=== ROWS ===

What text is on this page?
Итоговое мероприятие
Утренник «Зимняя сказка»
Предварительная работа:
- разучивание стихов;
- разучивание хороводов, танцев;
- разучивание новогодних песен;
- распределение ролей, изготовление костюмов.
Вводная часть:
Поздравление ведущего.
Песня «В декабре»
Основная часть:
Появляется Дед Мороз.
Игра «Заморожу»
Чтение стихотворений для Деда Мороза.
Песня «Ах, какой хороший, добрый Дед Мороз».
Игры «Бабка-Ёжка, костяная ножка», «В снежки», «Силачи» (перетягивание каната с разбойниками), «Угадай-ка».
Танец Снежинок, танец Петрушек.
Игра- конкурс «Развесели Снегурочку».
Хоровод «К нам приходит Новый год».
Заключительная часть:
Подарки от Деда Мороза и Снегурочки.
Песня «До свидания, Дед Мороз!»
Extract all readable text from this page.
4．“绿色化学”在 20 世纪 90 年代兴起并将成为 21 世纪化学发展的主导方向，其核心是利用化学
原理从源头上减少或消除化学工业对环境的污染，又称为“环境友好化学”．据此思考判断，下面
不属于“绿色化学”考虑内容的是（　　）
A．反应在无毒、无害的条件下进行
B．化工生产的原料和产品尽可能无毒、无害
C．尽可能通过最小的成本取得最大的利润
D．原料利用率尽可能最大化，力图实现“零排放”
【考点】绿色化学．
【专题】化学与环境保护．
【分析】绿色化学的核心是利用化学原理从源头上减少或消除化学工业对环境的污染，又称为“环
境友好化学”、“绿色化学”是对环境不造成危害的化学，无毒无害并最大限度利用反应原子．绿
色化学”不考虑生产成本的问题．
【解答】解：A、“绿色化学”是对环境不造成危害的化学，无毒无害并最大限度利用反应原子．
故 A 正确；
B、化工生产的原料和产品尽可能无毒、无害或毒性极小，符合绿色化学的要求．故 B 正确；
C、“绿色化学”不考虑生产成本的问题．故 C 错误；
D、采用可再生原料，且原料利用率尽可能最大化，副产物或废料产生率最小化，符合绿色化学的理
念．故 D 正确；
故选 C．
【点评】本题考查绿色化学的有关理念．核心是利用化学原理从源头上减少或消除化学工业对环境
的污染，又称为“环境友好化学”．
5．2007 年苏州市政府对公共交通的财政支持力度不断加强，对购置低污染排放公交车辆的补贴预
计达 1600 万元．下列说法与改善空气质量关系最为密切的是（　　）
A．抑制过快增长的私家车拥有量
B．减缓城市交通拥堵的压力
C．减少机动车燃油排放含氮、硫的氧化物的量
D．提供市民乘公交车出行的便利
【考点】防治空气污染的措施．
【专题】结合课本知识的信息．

===
=== ROWS ===

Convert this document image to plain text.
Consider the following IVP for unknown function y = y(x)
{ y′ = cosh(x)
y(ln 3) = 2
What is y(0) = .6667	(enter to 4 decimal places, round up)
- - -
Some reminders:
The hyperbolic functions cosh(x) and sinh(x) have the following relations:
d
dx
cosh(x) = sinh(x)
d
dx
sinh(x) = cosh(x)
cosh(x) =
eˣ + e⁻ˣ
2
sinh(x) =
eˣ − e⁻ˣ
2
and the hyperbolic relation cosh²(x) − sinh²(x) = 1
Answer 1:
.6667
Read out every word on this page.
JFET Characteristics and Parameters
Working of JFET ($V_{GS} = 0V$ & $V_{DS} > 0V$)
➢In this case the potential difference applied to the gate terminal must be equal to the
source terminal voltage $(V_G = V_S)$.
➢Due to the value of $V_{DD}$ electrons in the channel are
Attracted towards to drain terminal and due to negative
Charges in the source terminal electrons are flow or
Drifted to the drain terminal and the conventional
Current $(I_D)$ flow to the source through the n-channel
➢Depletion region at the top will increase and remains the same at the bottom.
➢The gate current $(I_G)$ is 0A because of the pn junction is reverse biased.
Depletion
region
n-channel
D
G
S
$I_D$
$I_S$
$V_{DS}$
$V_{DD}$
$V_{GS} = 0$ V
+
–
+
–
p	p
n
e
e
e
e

===

■ OBJECTIVE: Copy all lines from the material that include "Песня".

■ ANSWER:
Песня «В декабре»
Песня «Ах, какой хороший, добрый Дед Мороз».
Песня «До свидания, Дед Мороз!»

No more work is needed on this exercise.